◆ GIVEN RECORDS
───

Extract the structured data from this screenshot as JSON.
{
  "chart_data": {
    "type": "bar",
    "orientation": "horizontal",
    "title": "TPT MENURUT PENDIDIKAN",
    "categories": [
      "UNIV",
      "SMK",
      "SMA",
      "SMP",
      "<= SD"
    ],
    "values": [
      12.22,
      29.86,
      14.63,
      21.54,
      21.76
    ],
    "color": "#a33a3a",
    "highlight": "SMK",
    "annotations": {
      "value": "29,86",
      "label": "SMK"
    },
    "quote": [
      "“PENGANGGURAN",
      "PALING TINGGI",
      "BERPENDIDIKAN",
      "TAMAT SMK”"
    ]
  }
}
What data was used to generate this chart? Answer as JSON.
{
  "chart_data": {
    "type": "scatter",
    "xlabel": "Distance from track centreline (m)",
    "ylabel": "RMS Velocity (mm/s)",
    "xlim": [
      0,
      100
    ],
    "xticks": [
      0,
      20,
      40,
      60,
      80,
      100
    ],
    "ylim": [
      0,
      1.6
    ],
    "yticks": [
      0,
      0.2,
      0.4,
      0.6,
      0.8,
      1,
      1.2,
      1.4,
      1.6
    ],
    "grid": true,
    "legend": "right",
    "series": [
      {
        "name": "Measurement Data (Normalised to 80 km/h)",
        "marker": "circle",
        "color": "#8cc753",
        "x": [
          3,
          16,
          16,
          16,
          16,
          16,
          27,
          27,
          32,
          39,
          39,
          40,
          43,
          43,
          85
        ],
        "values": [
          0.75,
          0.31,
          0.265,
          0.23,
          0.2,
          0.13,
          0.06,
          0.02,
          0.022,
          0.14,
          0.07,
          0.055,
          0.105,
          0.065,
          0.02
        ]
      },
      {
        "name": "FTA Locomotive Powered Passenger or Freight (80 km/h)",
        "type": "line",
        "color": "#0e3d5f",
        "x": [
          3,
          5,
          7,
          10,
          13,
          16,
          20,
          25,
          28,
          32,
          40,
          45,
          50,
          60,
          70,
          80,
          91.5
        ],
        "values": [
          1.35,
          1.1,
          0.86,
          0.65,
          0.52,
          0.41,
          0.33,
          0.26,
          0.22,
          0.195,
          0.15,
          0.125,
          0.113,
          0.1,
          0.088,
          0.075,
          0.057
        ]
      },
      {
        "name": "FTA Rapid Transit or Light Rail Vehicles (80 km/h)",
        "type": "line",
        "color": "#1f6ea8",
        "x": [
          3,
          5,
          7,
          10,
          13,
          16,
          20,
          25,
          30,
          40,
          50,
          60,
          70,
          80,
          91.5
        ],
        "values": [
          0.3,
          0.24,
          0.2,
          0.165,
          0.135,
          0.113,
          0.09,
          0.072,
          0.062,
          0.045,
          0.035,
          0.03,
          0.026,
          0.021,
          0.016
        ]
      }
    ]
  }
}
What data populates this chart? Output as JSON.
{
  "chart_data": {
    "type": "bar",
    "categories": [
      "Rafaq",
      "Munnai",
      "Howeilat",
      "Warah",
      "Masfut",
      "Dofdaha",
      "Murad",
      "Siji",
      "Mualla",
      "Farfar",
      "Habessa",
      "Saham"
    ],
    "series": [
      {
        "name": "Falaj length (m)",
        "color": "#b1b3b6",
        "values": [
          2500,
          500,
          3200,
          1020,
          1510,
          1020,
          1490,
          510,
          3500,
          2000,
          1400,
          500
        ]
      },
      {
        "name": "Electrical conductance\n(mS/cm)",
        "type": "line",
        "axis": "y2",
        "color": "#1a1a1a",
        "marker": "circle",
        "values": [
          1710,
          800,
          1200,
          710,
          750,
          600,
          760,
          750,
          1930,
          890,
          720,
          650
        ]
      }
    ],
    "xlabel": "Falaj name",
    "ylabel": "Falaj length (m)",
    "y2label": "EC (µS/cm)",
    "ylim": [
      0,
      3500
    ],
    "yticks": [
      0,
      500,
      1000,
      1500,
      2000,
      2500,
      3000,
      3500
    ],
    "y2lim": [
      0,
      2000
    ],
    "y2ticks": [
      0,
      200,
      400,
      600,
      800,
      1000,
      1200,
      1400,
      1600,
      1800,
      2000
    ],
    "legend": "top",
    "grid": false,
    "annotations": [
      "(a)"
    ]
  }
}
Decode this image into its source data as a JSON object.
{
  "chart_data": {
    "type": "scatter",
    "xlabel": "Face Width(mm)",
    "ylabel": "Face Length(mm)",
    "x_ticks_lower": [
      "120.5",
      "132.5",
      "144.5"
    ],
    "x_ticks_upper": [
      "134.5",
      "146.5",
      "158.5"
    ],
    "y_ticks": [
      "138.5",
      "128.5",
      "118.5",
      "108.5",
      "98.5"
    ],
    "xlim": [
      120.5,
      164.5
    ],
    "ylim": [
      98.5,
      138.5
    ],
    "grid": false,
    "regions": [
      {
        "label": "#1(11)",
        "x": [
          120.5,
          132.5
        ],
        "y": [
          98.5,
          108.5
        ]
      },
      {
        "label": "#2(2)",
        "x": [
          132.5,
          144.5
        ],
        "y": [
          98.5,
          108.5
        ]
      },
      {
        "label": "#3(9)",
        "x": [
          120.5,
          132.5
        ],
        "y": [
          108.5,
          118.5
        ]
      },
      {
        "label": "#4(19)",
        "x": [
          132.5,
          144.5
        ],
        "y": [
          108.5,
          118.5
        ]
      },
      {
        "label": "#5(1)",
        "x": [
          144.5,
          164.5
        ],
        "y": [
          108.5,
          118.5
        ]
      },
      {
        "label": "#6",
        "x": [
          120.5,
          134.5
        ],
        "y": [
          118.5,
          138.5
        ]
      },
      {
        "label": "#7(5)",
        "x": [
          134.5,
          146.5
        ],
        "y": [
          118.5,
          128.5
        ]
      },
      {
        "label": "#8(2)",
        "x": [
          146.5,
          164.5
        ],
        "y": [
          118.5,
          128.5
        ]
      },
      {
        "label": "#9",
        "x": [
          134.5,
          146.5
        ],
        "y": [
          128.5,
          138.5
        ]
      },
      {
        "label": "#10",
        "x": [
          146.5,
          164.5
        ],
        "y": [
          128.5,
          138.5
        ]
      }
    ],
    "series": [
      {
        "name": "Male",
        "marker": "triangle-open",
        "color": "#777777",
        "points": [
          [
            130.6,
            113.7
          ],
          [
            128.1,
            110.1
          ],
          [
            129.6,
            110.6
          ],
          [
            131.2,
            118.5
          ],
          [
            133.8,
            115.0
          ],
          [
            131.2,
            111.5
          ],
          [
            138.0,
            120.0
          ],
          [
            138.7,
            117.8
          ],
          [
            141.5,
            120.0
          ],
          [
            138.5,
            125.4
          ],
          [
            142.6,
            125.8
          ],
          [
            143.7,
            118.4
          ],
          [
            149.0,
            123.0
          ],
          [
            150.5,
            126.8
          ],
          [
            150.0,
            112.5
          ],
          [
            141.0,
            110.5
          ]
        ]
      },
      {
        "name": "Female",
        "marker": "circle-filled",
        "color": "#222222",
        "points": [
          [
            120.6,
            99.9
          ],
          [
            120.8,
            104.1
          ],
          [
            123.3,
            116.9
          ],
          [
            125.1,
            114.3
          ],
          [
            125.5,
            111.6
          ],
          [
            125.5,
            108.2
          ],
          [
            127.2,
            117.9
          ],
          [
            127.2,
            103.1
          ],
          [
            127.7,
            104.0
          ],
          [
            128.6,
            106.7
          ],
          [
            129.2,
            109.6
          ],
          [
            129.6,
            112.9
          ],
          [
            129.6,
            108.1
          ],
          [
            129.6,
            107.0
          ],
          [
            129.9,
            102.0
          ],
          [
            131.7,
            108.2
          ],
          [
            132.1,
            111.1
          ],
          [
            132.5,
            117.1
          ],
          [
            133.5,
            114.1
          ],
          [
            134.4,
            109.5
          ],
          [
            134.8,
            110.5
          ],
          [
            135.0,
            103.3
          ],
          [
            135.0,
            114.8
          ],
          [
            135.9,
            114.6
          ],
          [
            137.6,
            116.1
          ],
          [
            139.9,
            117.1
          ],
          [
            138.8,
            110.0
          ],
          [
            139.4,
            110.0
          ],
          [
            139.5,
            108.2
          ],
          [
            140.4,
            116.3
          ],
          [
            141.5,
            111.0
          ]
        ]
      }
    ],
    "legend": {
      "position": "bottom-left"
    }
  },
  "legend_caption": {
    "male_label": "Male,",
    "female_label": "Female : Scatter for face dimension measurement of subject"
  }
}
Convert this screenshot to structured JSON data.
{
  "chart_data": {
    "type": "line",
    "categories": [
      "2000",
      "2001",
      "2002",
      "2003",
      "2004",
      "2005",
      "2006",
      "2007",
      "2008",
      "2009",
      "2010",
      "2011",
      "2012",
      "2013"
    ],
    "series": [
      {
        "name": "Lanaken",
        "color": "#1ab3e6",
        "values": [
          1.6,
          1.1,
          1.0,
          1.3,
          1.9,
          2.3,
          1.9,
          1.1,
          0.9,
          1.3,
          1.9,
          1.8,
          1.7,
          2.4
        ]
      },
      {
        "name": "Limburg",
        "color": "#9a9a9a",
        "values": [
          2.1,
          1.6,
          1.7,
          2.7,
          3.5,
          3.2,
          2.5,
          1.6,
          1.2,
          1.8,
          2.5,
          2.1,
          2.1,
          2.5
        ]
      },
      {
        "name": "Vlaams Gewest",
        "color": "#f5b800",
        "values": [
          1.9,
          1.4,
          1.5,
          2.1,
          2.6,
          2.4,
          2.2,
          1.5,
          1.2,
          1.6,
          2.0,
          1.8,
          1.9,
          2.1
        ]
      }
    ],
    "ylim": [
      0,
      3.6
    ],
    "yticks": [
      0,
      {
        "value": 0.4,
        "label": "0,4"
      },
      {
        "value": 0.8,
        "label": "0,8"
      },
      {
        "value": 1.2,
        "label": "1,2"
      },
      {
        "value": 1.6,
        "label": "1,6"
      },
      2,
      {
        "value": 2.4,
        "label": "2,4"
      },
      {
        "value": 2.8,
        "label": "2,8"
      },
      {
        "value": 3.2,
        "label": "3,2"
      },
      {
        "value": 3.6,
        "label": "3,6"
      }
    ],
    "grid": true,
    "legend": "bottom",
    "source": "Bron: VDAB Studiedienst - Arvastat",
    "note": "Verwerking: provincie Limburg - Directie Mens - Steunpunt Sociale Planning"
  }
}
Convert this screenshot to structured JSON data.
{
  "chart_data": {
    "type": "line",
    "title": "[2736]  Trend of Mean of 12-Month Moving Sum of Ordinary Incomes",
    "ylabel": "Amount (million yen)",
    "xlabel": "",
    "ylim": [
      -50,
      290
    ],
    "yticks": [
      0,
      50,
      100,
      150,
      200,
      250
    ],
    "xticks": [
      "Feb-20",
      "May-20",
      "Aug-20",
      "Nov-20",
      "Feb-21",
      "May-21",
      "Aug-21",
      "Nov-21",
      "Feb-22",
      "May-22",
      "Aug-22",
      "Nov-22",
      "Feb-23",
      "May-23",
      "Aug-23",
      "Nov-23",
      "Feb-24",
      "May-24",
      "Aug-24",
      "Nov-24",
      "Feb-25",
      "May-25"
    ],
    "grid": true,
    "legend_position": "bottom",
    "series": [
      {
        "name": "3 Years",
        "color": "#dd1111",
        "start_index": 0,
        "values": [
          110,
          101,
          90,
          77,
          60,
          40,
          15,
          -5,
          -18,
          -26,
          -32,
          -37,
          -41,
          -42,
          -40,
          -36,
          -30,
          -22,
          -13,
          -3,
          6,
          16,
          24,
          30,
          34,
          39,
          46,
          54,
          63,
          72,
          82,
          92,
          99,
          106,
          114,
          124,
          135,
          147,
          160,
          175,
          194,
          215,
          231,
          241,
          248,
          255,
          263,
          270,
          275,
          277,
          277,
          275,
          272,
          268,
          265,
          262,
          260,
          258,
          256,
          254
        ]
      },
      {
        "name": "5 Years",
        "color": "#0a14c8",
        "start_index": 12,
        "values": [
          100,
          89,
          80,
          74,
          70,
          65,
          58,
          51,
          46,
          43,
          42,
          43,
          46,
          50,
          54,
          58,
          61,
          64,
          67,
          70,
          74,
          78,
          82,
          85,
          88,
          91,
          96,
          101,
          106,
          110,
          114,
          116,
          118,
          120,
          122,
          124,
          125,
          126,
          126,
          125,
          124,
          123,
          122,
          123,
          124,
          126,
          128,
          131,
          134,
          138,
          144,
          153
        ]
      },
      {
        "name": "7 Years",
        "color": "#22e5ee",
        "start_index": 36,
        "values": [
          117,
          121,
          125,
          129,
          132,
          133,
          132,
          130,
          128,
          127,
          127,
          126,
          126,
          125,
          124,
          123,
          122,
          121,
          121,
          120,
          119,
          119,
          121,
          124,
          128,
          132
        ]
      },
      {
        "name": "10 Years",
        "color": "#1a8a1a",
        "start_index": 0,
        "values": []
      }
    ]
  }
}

───

◆ EXERCISE PROMPT
Read the entries and pick out all lines that include the word "Falaj".

◆ FULL OUTPUT
        "name": "Falaj length (m)",
    "xlabel": "Falaj name",
    "ylabel": "Falaj length (m)",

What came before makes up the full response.